*REQUEST:* Omit any picture, and return the remaining data exactly as written.

*DATASET RECORDS:*
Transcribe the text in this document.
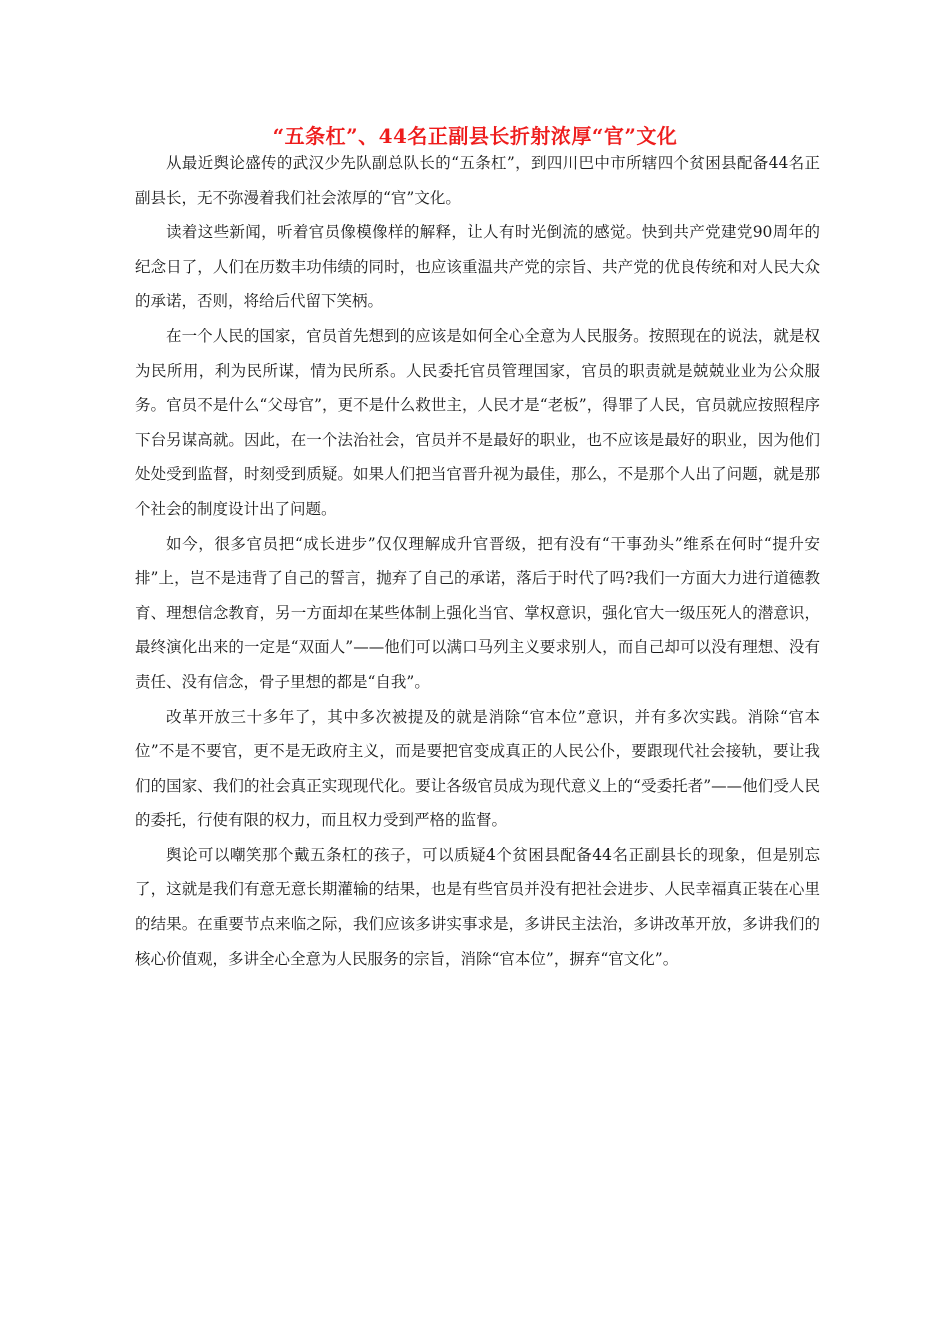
“五条杠”、44名正副县长折射浓厚“官”文化

从最近舆论盛传的武汉少先队副总队长的“五条杠”，到四川巴中市所辖四个贫困县配备44名正副县长，无不弥漫着我们社会浓厚的“官”文化。

读着这些新闻，听着官员像模像样的解释，让人有时光倒流的感觉。快到共产党建党90周年的纪念日了，人们在历数丰功伟绩的同时，也应该重温共产党的宗旨、共产党的优良传统和对人民大众的承诺，否则，将给后代留下笑柄。

在一个人民的国家，官员首先想到的应该是如何全心全意为人民服务。按照现在的说法，就是权为民所用，利为民所谋，情为民所系。人民委托官员管理国家，官员的职责就是兢兢业业为公众服务。官员不是什么“父母官”，更不是什么救世主，人民才是“老板”，得罪了人民，官员就应按照程序下台另谋高就。因此，在一个法治社会，官员并不是最好的职业，也不应该是最好的职业，因为他们处处受到监督，时刻受到质疑。如果人们把当官晋升视为最佳，那么，不是那个人出了问题，就是那个社会的制度设计出了问题。

如今，很多官员把“成长进步”仅仅理解成升官晋级，把有没有“干事劲头”维系在何时“提升安排”上，岂不是违背了自己的誓言，抛弃了自己的承诺，落后于时代了吗?我们一方面大力进行道德教育、理想信念教育，另一方面却在某些体制上强化当官、掌权意识，强化官大一级压死人的潜意识，最终演化出来的一定是“双面人”——他们可以满口马列主义要求别人，而自己却可以没有理想、没有责任、没有信念，骨子里想的都是“自我”。

改革开放三十多年了，其中多次被提及的就是消除“官本位”意识，并有多次实践。消除“官本位”不是不要官，更不是无政府主义，而是要把官变成真正的人民公仆，要跟现代社会接轨，要让我们的国家、我们的社会真正实现现代化。要让各级官员成为现代意义上的“受委托者”——他们受人民的委托，行使有限的权力，而且权力受到严格的监督。

舆论可以嘲笑那个戴五条杠的孩子，可以质疑4个贫困县配备44名正副县长的现象，但是别忘了，这就是我们有意无意长期灌输的结果，也是有些官员并没有把社会进步、人民幸福真正装在心里的结果。在重要节点来临之际，我们应该多讲实事求是，多讲民主法治，多讲改革开放，多讲我们的核心价值观，多讲全心全意为人民服务的宗旨，消除“官本位”，摒弃“官文化”。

*EXERCISE ANSWER:*
Transcribe the text in this document.
“五条杠”、44名正副县长折射浓厚“官”文化

从最近舆论盛传的武汉少先队副总队长的“五条杠”，到四川巴中市所辖四个贫困县配备44名正副县长，无不弥漫着我们社会浓厚的“官”文化。

读着这些新闻，听着官员像模像样的解释，让人有时光倒流的感觉。快到共产党建党90周年的纪念日了，人们在历数丰功伟绩的同时，也应该重温共产党的宗旨、共产党的优良传统和对人民大众的承诺，否则，将给后代留下笑柄。

在一个人民的国家，官员首先想到的应该是如何全心全意为人民服务。按照现在的说法，就是权为民所用，利为民所谋，情为民所系。人民委托官员管理国家，官员的职责就是兢兢业业为公众服务。官员不是什么“父母官”，更不是什么救世主，人民才是“老板”，得罪了人民，官员就应按照程序下台另谋高就。因此，在一个法治社会，官员并不是最好的职业，也不应该是最好的职业，因为他们处处受到监督，时刻受到质疑。如果人们把当官晋升视为最佳，那么，不是那个人出了问题，就是那个社会的制度设计出了问题。

如今，很多官员把“成长进步”仅仅理解成升官晋级，把有没有“干事劲头”维系在何时“提升安排”上，岂不是违背了自己的誓言，抛弃了自己的承诺，落后于时代了吗?我们一方面大力进行道德教育、理想信念教育，另一方面却在某些体制上强化当官、掌权意识，强化官大一级压死人的潜意识，最终演化出来的一定是“双面人”——他们可以满口马列主义要求别人，而自己却可以没有理想、没有责任、没有信念，骨子里想的都是“自我”。

改革开放三十多年了，其中多次被提及的就是消除“官本位”意识，并有多次实践。消除“官本位”不是不要官，更不是无政府主义，而是要把官变成真正的人民公仆，要跟现代社会接轨，要让我们的国家、我们的社会真正实现现代化。要让各级官员成为现代意义上的“受委托者”——他们受人民的委托，行使有限的权力，而且权力受到严格的监督。

舆论可以嘲笑那个戴五条杠的孩子，可以质疑4个贫困县配备44名正副县长的现象，但是别忘了，这就是我们有意无意长期灌输的结果，也是有些官员并没有把社会进步、人民幸福真正装在心里的结果。在重要节点来临之际，我们应该多讲实事求是，多讲民主法治，多讲改革开放，多讲我们的核心价值观，多讲全心全意为人民服务的宗旨，消除“官本位”，摒弃“官文化”。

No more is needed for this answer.